## BEGIN Given information
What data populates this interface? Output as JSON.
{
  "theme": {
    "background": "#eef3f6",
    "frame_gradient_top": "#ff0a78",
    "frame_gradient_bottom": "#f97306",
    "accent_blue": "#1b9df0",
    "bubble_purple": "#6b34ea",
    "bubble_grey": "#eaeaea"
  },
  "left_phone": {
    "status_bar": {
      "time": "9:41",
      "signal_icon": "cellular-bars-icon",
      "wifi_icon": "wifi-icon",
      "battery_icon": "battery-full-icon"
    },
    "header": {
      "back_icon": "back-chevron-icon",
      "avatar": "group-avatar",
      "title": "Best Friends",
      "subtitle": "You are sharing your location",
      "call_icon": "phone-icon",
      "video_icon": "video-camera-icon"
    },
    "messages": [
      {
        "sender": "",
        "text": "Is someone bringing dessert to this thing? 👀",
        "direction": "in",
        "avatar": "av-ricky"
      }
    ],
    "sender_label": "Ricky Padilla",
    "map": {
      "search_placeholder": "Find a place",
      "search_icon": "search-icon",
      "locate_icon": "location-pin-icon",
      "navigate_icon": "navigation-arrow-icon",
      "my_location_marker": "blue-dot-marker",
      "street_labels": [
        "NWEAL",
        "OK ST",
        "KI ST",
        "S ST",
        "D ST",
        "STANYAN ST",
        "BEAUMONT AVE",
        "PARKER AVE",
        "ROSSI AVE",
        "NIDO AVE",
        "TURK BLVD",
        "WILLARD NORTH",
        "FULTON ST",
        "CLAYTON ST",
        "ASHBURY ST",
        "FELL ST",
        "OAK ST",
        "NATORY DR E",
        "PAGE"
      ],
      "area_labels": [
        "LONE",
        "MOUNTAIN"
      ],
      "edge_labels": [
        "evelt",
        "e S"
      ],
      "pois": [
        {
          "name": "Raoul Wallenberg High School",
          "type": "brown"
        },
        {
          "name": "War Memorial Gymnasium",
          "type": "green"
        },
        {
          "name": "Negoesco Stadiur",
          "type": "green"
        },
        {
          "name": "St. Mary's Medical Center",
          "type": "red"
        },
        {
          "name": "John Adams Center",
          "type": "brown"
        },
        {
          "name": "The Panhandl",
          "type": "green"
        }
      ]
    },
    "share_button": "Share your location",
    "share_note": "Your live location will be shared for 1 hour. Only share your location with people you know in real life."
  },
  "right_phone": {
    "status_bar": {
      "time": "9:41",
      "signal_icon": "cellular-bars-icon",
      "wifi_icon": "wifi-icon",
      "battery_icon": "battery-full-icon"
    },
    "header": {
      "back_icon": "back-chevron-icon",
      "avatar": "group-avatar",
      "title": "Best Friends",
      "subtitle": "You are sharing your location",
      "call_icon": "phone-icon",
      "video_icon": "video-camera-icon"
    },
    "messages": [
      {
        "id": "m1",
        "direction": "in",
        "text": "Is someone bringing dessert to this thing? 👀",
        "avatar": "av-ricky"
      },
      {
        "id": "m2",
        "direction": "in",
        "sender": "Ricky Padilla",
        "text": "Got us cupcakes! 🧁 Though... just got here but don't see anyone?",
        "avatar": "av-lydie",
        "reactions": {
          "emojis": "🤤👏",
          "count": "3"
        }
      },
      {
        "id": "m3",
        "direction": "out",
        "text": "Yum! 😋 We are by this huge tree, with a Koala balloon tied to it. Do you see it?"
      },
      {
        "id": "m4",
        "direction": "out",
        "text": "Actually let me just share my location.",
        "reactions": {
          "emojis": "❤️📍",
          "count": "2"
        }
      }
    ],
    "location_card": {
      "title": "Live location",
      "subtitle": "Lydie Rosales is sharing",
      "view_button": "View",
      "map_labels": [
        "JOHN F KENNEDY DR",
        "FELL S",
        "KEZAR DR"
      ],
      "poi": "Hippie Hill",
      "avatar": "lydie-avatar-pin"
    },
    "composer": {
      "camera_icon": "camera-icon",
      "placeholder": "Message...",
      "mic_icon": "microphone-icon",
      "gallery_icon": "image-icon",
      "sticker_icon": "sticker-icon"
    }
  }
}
## END Given information
What you have to do
Write out the material from the first line to the last, exactly.

The output
What data populates this interface? Output as JSON.
{
  "theme": {
    "background": "#eef3f6",
    "frame_gradient_top": "#ff0a78",
    "frame_gradient_bottom": "#f97306",
    "accent_blue": "#1b9df0",
    "bubble_purple": "#6b34ea",
    "bubble_grey": "#eaeaea"
  },
  "left_phone": {
    "status_bar": {
      "time": "9:41",
      "signal_icon": "cellular-bars-icon",
      "wifi_icon": "wifi-icon",
      "battery_icon": "battery-full-icon"
    },
    "header": {
      "back_icon": "back-chevron-icon",
      "avatar": "group-avatar",
      "title": "Best Friends",
      "subtitle": "You are sharing your location",
      "call_icon": "phone-icon",
      "video_icon": "video-camera-icon"
    },
    "messages": [
      {
        "sender": "",
        "text": "Is someone bringing dessert to this thing? 👀",
        "direction": "in",
        "avatar": "av-ricky"
      }
    ],
    "sender_label": "Ricky Padilla",
    "map": {
      "search_placeholder": "Find a place",
      "search_icon": "search-icon",
      "locate_icon": "location-pin-icon",
      "navigate_icon": "navigation-arrow-icon",
      "my_location_marker": "blue-dot-marker",
      "street_labels": [
        "NWEAL",
        "OK ST",
        "KI ST",
        "S ST",
        "D ST",
        "STANYAN ST",
        "BEAUMONT AVE",
        "PARKER AVE",
        "ROSSI AVE",
        "NIDO AVE",
        "TURK BLVD",
        "WILLARD NORTH",
        "FULTON ST",
        "CLAYTON ST",
        "ASHBURY ST",
        "FELL ST",
        "OAK ST",
        "NATORY DR E",
        "PAGE"
      ],
      "area_labels": [
        "LONE",
        "MOUNTAIN"
      ],
      "edge_labels": [
        "evelt",
        "e S"
      ],
      "pois": [
        {
          "name": "Raoul Wallenberg High School",
          "type": "brown"
        },
        {
          "name": "War Memorial Gymnasium",
          "type": "green"
        },
        {
          "name": "Negoesco Stadiur",
          "type": "green"
        },
        {
          "name": "St. Mary's Medical Center",
          "type": "red"
        },
        {
          "name": "John Adams Center",
          "type": "brown"
        },
        {
          "name": "The Panhandl",
          "type": "green"
        }
      ]
    },
    "share_button": "Share your location",
    "share_note": "Your live location will be shared for 1 hour. Only share your location with people you know in real life."
  },
  "right_phone": {
    "status_bar": {
      "time": "9:41",
      "signal_icon": "cellular-bars-icon",
      "wifi_icon": "wifi-icon",
      "battery_icon": "battery-full-icon"
    },
    "header": {
      "back_icon": "back-chevron-icon",
      "avatar": "group-avatar",
      "title": "Best Friends",
      "subtitle": "You are sharing your location",
      "call_icon": "phone-icon",
      "video_icon": "video-camera-icon"
    },
    "messages": [
      {
        "id": "m1",
        "direction": "in",
        "text": "Is someone bringing dessert to this thing? 👀",
        "avatar": "av-ricky"
      },
      {
        "id": "m2",
        "direction": "in",
        "sender": "Ricky Padilla",
        "text": "Got us cupcakes! 🧁 Though... just got here but don't see anyone?",
        "avatar": "av-lydie",
        "reactions": {
          "emojis": "🤤👏",
          "count": "3"
        }
      },
      {
        "id": "m3",
        "direction": "out",
        "text": "Yum! 😋 We are by this huge tree, with a Koala balloon tied to it. Do you see it?"
      },
      {
        "id": "m4",
        "direction": "out",
        "text": "Actually let me just share my location.",
        "reactions": {
          "emojis": "❤️📍",
          "count": "2"
        }
      }
    ],
    "location_card": {
      "title": "Live location",
      "subtitle": "Lydie Rosales is sharing",
      "view_button": "View",
      "map_labels": [
        "JOHN F KENNEDY DR",
        "FELL S",
        "KEZAR DR"
      ],
      "poi": "Hippie Hill",
      "avatar": "lydie-avatar-pin"
    },
    "composer": {
      "camera_icon": "camera-icon",
      "placeholder": "Message...",
      "mic_icon": "microphone-icon",
      "gallery_icon": "image-icon",
      "sticker_icon": "sticker-icon"
    }
  }
}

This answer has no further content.